--- begin ---
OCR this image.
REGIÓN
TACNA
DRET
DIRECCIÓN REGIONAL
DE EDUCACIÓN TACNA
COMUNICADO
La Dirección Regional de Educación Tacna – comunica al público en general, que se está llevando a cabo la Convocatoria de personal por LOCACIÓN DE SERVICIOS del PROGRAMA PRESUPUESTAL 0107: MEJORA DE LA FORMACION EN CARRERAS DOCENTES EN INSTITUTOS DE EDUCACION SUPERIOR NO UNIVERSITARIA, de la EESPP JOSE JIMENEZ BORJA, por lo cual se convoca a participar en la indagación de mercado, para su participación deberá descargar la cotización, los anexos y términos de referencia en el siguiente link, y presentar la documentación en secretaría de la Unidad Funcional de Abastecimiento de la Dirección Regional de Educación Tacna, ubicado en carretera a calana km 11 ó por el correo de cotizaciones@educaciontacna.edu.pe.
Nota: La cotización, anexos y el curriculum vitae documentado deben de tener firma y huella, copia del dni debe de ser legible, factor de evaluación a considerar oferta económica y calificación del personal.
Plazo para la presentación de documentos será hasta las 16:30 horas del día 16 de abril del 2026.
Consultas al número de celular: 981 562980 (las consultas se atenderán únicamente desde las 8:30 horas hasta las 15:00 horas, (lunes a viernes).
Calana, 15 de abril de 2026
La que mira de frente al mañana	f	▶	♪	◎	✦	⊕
--- end ---
== AIM OF THE TASK ==
Give the material above again, word for word.

== PROBLEM SOLUTION ==
OCR this image.
REGIÓN
TACNA
DRET
DIRECCIÓN REGIONAL
DE EDUCACIÓN TACNA
COMUNICADO
La Dirección Regional de Educación Tacna – comunica al público en general, que se está llevando a cabo la Convocatoria de personal por LOCACIÓN DE SERVICIOS del PROGRAMA PRESUPUESTAL 0107: MEJORA DE LA FORMACION EN CARRERAS DOCENTES EN INSTITUTOS DE EDUCACION SUPERIOR NO UNIVERSITARIA, de la EESPP JOSE JIMENEZ BORJA, por lo cual se convoca a participar en la indagación de mercado, para su participación deberá descargar la cotización, los anexos y términos de referencia en el siguiente link, y presentar la documentación en secretaría de la Unidad Funcional de Abastecimiento de la Dirección Regional de Educación Tacna, ubicado en carretera a calana km 11 ó por el correo de cotizaciones@educaciontacna.edu.pe.
Nota: La cotización, anexos y el curriculum vitae documentado deben de tener firma y huella, copia del dni debe de ser legible, factor de evaluación a considerar oferta económica y calificación del personal.
Plazo para la presentación de documentos será hasta las 16:30 horas del día 16 de abril del 2026.
Consultas al número de celular: 981 562980 (las consultas se atenderán únicamente desde las 8:30 horas hasta las 15:00 horas, (lunes a viernes).
Calana, 15 de abril de 2026
La que mira de frente al mañana	f	▶	♪	◎	✦	⊕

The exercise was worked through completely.